- _Set problem_: Return the number of lines that contain the word "title", and return nothing else.

- _Data for this task_:
☆ ☆ ☆

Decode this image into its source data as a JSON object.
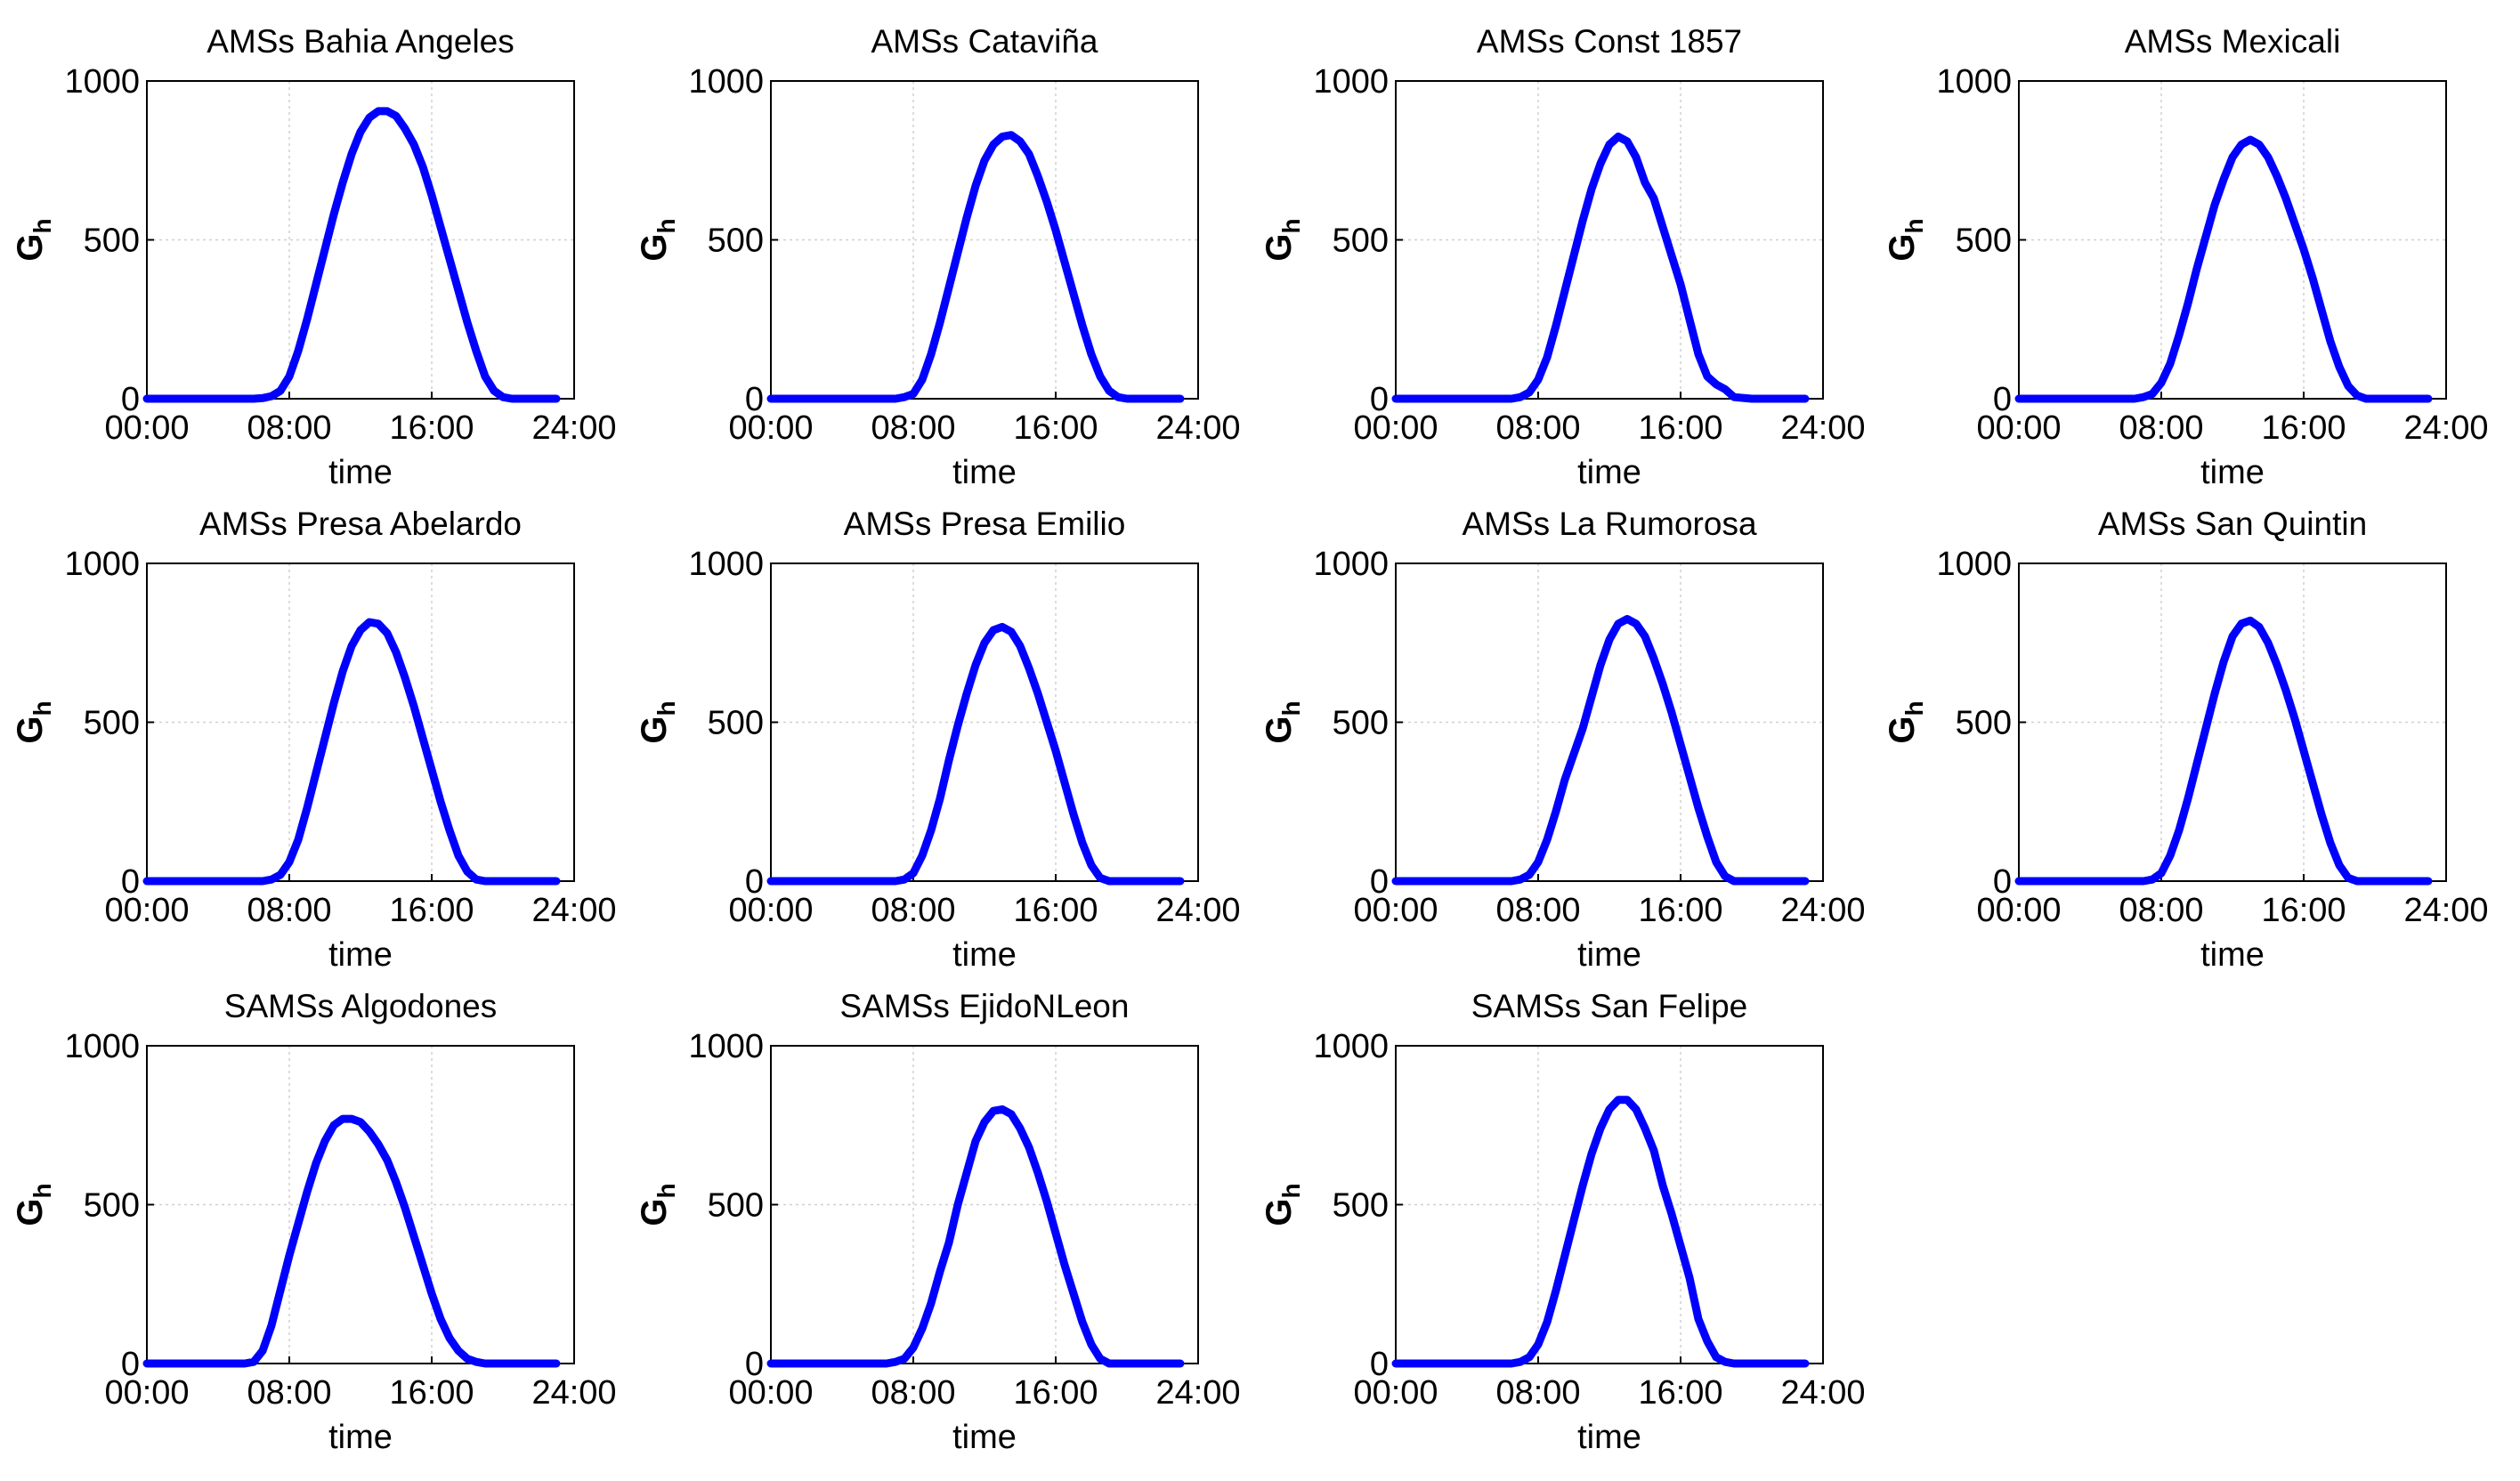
{
  "figure": {
    "series_color": "#0000ff",
    "grid_color": "#d0d0d0"
  },
  "chart_data": [
    {
      "type": "line",
      "title": "AMSs Bahia Angeles",
      "xlabel": "time",
      "ylabel": "G",
      "ylabel_sub": "h",
      "xlim": [
        "00:00",
        "24:00"
      ],
      "xticks": [
        "00:00",
        "08:00",
        "16:00",
        "24:00"
      ],
      "ylim": [
        0,
        1000
      ],
      "yticks": [
        0,
        500,
        1000
      ],
      "grid": true,
      "x": [
        "00:00",
        "06:00",
        "06:30",
        "07:00",
        "07:30",
        "08:00",
        "08:30",
        "09:00",
        "09:30",
        "10:00",
        "10:30",
        "11:00",
        "11:30",
        "12:00",
        "12:30",
        "13:00",
        "13:30",
        "14:00",
        "14:30",
        "15:00",
        "15:30",
        "16:00",
        "16:30",
        "17:00",
        "17:30",
        "18:00",
        "18:30",
        "19:00",
        "19:30",
        "20:00",
        "20:30",
        "21:00",
        "22:00",
        "23:00"
      ],
      "values": [
        0,
        0,
        2,
        8,
        25,
        70,
        150,
        250,
        360,
        470,
        580,
        680,
        770,
        840,
        885,
        905,
        905,
        890,
        850,
        800,
        730,
        640,
        540,
        440,
        340,
        240,
        150,
        70,
        25,
        5,
        0,
        0,
        0,
        0
      ]
    },
    {
      "type": "line",
      "title": "AMSs Cataviña",
      "xlabel": "time",
      "ylabel": "G",
      "ylabel_sub": "h",
      "xlim": [
        "00:00",
        "24:00"
      ],
      "xticks": [
        "00:00",
        "08:00",
        "16:00",
        "24:00"
      ],
      "ylim": [
        0,
        1000
      ],
      "yticks": [
        0,
        500,
        1000
      ],
      "grid": true,
      "x": [
        "00:00",
        "07:00",
        "07:30",
        "08:00",
        "08:30",
        "09:00",
        "09:30",
        "10:00",
        "10:30",
        "11:00",
        "11:30",
        "12:00",
        "12:30",
        "13:00",
        "13:30",
        "14:00",
        "14:30",
        "15:00",
        "15:30",
        "16:00",
        "16:30",
        "17:00",
        "17:30",
        "18:00",
        "18:30",
        "19:00",
        "19:30",
        "20:00",
        "21:00",
        "23:00"
      ],
      "values": [
        0,
        0,
        5,
        15,
        60,
        140,
        240,
        350,
        460,
        570,
        670,
        750,
        800,
        825,
        830,
        810,
        770,
        700,
        620,
        530,
        430,
        330,
        230,
        140,
        70,
        25,
        5,
        0,
        0,
        0
      ]
    },
    {
      "type": "line",
      "title": "AMSs Const 1857",
      "xlabel": "time",
      "ylabel": "G",
      "ylabel_sub": "h",
      "xlim": [
        "00:00",
        "24:00"
      ],
      "xticks": [
        "00:00",
        "08:00",
        "16:00",
        "24:00"
      ],
      "ylim": [
        0,
        1000
      ],
      "yticks": [
        0,
        500,
        1000
      ],
      "grid": true,
      "x": [
        "00:00",
        "06:30",
        "07:00",
        "07:30",
        "08:00",
        "08:30",
        "09:00",
        "09:30",
        "10:00",
        "10:30",
        "11:00",
        "11:30",
        "12:00",
        "12:30",
        "13:00",
        "13:30",
        "14:00",
        "14:30",
        "15:00",
        "15:30",
        "16:00",
        "16:30",
        "17:00",
        "17:30",
        "18:00",
        "18:30",
        "19:00",
        "20:00",
        "23:00"
      ],
      "values": [
        0,
        0,
        5,
        20,
        60,
        130,
        230,
        340,
        450,
        560,
        660,
        740,
        800,
        825,
        810,
        760,
        680,
        630,
        540,
        450,
        360,
        250,
        140,
        70,
        45,
        30,
        5,
        0,
        0
      ]
    },
    {
      "type": "line",
      "title": "AMSs Mexicali",
      "xlabel": "time",
      "ylabel": "G",
      "ylabel_sub": "h",
      "xlim": [
        "00:00",
        "24:00"
      ],
      "xticks": [
        "00:00",
        "08:00",
        "16:00",
        "24:00"
      ],
      "ylim": [
        0,
        1000
      ],
      "yticks": [
        0,
        500,
        1000
      ],
      "grid": true,
      "x": [
        "00:00",
        "06:30",
        "07:00",
        "07:30",
        "08:00",
        "08:30",
        "09:00",
        "09:30",
        "10:00",
        "10:30",
        "11:00",
        "11:30",
        "12:00",
        "12:30",
        "13:00",
        "13:30",
        "14:00",
        "14:30",
        "15:00",
        "15:30",
        "16:00",
        "16:30",
        "17:00",
        "17:30",
        "18:00",
        "18:30",
        "19:00",
        "19:30",
        "20:00",
        "23:00"
      ],
      "values": [
        0,
        0,
        5,
        15,
        50,
        110,
        200,
        300,
        410,
        510,
        610,
        690,
        760,
        800,
        815,
        800,
        760,
        700,
        630,
        550,
        470,
        380,
        280,
        180,
        100,
        40,
        10,
        0,
        0,
        0
      ]
    },
    {
      "type": "line",
      "title": "AMSs Presa Abelardo",
      "xlabel": "time",
      "ylabel": "G",
      "ylabel_sub": "h",
      "xlim": [
        "00:00",
        "24:00"
      ],
      "xticks": [
        "00:00",
        "08:00",
        "16:00",
        "24:00"
      ],
      "ylim": [
        0,
        1000
      ],
      "yticks": [
        0,
        500,
        1000
      ],
      "grid": true,
      "x": [
        "00:00",
        "06:30",
        "07:00",
        "07:30",
        "08:00",
        "08:30",
        "09:00",
        "09:30",
        "10:00",
        "10:30",
        "11:00",
        "11:30",
        "12:00",
        "12:30",
        "13:00",
        "13:30",
        "14:00",
        "14:30",
        "15:00",
        "15:30",
        "16:00",
        "16:30",
        "17:00",
        "17:30",
        "18:00",
        "18:30",
        "19:00",
        "20:00",
        "23:00"
      ],
      "values": [
        0,
        0,
        5,
        20,
        60,
        130,
        230,
        340,
        450,
        560,
        660,
        740,
        790,
        815,
        810,
        780,
        720,
        640,
        550,
        450,
        350,
        250,
        160,
        80,
        30,
        5,
        0,
        0,
        0
      ]
    },
    {
      "type": "line",
      "title": "AMSs Presa Emilio",
      "xlabel": "time",
      "ylabel": "G",
      "ylabel_sub": "h",
      "xlim": [
        "00:00",
        "24:00"
      ],
      "xticks": [
        "00:00",
        "08:00",
        "16:00",
        "24:00"
      ],
      "ylim": [
        0,
        1000
      ],
      "yticks": [
        0,
        500,
        1000
      ],
      "grid": true,
      "x": [
        "00:00",
        "07:00",
        "07:30",
        "08:00",
        "08:30",
        "09:00",
        "09:30",
        "10:00",
        "10:30",
        "11:00",
        "11:30",
        "12:00",
        "12:30",
        "13:00",
        "13:30",
        "14:00",
        "14:30",
        "15:00",
        "15:30",
        "16:00",
        "16:30",
        "17:00",
        "17:30",
        "18:00",
        "18:30",
        "19:00",
        "19:30",
        "20:00",
        "23:00"
      ],
      "values": [
        0,
        0,
        5,
        25,
        80,
        160,
        260,
        380,
        490,
        590,
        680,
        750,
        790,
        800,
        785,
        740,
        670,
        590,
        500,
        410,
        310,
        210,
        120,
        50,
        10,
        0,
        0,
        0,
        0
      ]
    },
    {
      "type": "line",
      "title": "AMSs La Rumorosa",
      "xlabel": "time",
      "ylabel": "G",
      "ylabel_sub": "h",
      "xlim": [
        "00:00",
        "24:00"
      ],
      "xticks": [
        "00:00",
        "08:00",
        "16:00",
        "24:00"
      ],
      "ylim": [
        0,
        1000
      ],
      "yticks": [
        0,
        500,
        1000
      ],
      "grid": true,
      "x": [
        "00:00",
        "06:30",
        "07:00",
        "07:30",
        "08:00",
        "08:30",
        "09:00",
        "09:30",
        "10:00",
        "10:30",
        "11:00",
        "11:30",
        "12:00",
        "12:30",
        "13:00",
        "13:30",
        "14:00",
        "14:30",
        "15:00",
        "15:30",
        "16:00",
        "16:30",
        "17:00",
        "17:30",
        "18:00",
        "18:30",
        "19:00",
        "20:00",
        "23:00"
      ],
      "values": [
        0,
        0,
        5,
        20,
        60,
        130,
        220,
        320,
        400,
        480,
        580,
        680,
        760,
        810,
        825,
        810,
        770,
        700,
        620,
        530,
        430,
        330,
        230,
        140,
        60,
        15,
        0,
        0,
        0
      ]
    },
    {
      "type": "line",
      "title": "AMSs San Quintin",
      "xlabel": "time",
      "ylabel": "G",
      "ylabel_sub": "h",
      "xlim": [
        "00:00",
        "24:00"
      ],
      "xticks": [
        "00:00",
        "08:00",
        "16:00",
        "24:00"
      ],
      "ylim": [
        0,
        1000
      ],
      "yticks": [
        0,
        500,
        1000
      ],
      "grid": true,
      "x": [
        "00:00",
        "07:00",
        "07:30",
        "08:00",
        "08:30",
        "09:00",
        "09:30",
        "10:00",
        "10:30",
        "11:00",
        "11:30",
        "12:00",
        "12:30",
        "13:00",
        "13:30",
        "14:00",
        "14:30",
        "15:00",
        "15:30",
        "16:00",
        "16:30",
        "17:00",
        "17:30",
        "18:00",
        "18:30",
        "19:00",
        "19:30",
        "20:00",
        "23:00"
      ],
      "values": [
        0,
        0,
        5,
        25,
        80,
        160,
        260,
        370,
        480,
        590,
        690,
        770,
        810,
        820,
        800,
        750,
        680,
        600,
        510,
        410,
        310,
        210,
        120,
        50,
        10,
        0,
        0,
        0,
        0
      ]
    },
    {
      "type": "line",
      "title": "SAMSs Algodones",
      "xlabel": "time",
      "ylabel": "G",
      "ylabel_sub": "h",
      "xlim": [
        "00:00",
        "24:00"
      ],
      "xticks": [
        "00:00",
        "08:00",
        "16:00",
        "24:00"
      ],
      "ylim": [
        0,
        1000
      ],
      "yticks": [
        0,
        500,
        1000
      ],
      "grid": true,
      "x": [
        "00:00",
        "05:30",
        "06:00",
        "06:30",
        "07:00",
        "07:30",
        "08:00",
        "08:30",
        "09:00",
        "09:30",
        "10:00",
        "10:30",
        "11:00",
        "11:30",
        "12:00",
        "12:30",
        "13:00",
        "13:30",
        "14:00",
        "14:30",
        "15:00",
        "15:30",
        "16:00",
        "16:30",
        "17:00",
        "17:30",
        "18:00",
        "18:30",
        "19:00",
        "19:30",
        "20:00",
        "23:00"
      ],
      "values": [
        0,
        0,
        5,
        40,
        120,
        230,
        340,
        440,
        540,
        630,
        700,
        750,
        770,
        770,
        760,
        730,
        690,
        640,
        570,
        490,
        400,
        310,
        220,
        140,
        80,
        40,
        15,
        5,
        0,
        0,
        0,
        0
      ]
    },
    {
      "type": "line",
      "title": "SAMSs EjidoNLeon",
      "xlabel": "time",
      "ylabel": "G",
      "ylabel_sub": "h",
      "xlim": [
        "00:00",
        "24:00"
      ],
      "xticks": [
        "00:00",
        "08:00",
        "16:00",
        "24:00"
      ],
      "ylim": [
        0,
        1000
      ],
      "yticks": [
        0,
        500,
        1000
      ],
      "grid": true,
      "x": [
        "00:00",
        "06:30",
        "07:00",
        "07:30",
        "08:00",
        "08:30",
        "09:00",
        "09:30",
        "10:00",
        "10:30",
        "11:00",
        "11:30",
        "12:00",
        "12:30",
        "13:00",
        "13:30",
        "14:00",
        "14:30",
        "15:00",
        "15:30",
        "16:00",
        "16:30",
        "17:00",
        "17:30",
        "18:00",
        "18:30",
        "19:00",
        "19:30",
        "20:00",
        "23:00"
      ],
      "values": [
        0,
        0,
        5,
        15,
        50,
        110,
        190,
        290,
        380,
        500,
        600,
        700,
        760,
        795,
        800,
        785,
        740,
        680,
        600,
        510,
        410,
        310,
        220,
        130,
        60,
        15,
        0,
        0,
        0,
        0
      ]
    },
    {
      "type": "line",
      "title": "SAMSs San Felipe",
      "xlabel": "time",
      "ylabel": "G",
      "ylabel_sub": "h",
      "xlim": [
        "00:00",
        "24:00"
      ],
      "xticks": [
        "00:00",
        "08:00",
        "16:00",
        "24:00"
      ],
      "ylim": [
        0,
        1000
      ],
      "yticks": [
        0,
        500,
        1000
      ],
      "grid": true,
      "x": [
        "00:00",
        "06:30",
        "07:00",
        "07:30",
        "08:00",
        "08:30",
        "09:00",
        "09:30",
        "10:00",
        "10:30",
        "11:00",
        "11:30",
        "12:00",
        "12:30",
        "13:00",
        "13:30",
        "14:00",
        "14:30",
        "15:00",
        "15:30",
        "16:00",
        "16:30",
        "17:00",
        "17:30",
        "18:00",
        "18:30",
        "19:00",
        "20:00",
        "23:00"
      ],
      "values": [
        0,
        0,
        5,
        20,
        60,
        130,
        230,
        340,
        450,
        560,
        660,
        740,
        800,
        830,
        830,
        800,
        740,
        670,
        560,
        470,
        370,
        270,
        140,
        70,
        20,
        5,
        0,
        0,
        0
      ]
    }
  ]
}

☆ ☆ ☆

- _Response to this exercise_: 11